-- Start --

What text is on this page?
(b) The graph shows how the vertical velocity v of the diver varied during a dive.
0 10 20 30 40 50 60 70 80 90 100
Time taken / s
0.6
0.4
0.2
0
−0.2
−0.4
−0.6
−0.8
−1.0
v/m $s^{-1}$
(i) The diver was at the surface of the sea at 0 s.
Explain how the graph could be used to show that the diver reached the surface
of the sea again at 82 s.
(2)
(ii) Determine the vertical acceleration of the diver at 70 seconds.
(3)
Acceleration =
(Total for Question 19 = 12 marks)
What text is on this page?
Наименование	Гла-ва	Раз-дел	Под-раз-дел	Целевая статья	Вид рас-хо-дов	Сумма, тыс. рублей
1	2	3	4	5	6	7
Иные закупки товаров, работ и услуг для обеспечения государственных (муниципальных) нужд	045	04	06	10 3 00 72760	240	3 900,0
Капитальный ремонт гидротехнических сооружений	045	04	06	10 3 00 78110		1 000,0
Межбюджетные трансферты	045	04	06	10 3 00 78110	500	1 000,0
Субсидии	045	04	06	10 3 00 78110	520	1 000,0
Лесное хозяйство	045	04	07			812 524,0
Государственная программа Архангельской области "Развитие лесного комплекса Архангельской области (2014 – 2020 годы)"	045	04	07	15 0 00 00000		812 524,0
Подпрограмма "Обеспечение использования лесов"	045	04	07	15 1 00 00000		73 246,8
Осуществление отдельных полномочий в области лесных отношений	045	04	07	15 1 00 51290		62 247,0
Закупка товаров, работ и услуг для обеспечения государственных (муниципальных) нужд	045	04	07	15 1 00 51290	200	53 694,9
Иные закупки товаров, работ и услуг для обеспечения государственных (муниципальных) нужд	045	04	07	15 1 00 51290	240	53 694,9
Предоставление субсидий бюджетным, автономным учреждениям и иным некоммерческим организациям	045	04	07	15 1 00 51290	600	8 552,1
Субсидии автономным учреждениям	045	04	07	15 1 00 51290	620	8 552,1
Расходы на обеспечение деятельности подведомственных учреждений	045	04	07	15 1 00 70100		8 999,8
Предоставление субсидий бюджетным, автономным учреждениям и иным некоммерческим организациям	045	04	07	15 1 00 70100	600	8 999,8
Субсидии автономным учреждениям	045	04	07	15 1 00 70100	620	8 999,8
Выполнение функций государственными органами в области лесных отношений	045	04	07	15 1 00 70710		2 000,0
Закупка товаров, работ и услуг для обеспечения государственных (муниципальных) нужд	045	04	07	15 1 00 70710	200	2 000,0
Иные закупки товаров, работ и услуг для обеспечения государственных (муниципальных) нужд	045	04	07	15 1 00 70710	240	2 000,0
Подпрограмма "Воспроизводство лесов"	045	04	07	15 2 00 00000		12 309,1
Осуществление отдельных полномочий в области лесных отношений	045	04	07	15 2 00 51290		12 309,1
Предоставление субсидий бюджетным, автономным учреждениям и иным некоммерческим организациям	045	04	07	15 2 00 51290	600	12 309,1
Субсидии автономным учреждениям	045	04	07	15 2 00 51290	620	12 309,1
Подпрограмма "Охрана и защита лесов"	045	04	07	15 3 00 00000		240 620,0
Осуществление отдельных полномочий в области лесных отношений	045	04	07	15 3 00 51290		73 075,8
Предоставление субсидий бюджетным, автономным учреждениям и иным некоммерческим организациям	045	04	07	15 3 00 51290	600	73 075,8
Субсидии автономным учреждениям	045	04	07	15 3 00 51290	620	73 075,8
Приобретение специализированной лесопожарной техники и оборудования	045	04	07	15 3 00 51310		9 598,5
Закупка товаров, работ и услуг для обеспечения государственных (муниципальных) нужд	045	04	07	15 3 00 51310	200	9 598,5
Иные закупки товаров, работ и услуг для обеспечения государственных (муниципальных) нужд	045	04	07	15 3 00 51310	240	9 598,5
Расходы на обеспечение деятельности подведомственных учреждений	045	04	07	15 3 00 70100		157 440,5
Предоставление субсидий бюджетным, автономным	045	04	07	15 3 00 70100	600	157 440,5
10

-- End --

— WHAT NEEDS TO BE DONE —
Sift the material for lines with the string "иным". Copy each one found.

— EXERCISE SOLUTION —
Предоставление субсидий бюджетным, автономным учреждениям и иным некоммерческим организациям	045	04	07	15 1 00 51290	600	8 552,1
Предоставление субсидий бюджетным, автономным учреждениям и иным некоммерческим организациям	045	04	07	15 1 00 70100	600	8 999,8
Предоставление субсидий бюджетным, автономным учреждениям и иным некоммерческим организациям	045	04	07	15 2 00 51290	600	12 309,1
Предоставление субсидий бюджетным, автономным учреждениям и иным некоммерческим организациям	045	04	07	15 3 00 51290	600	73 075,8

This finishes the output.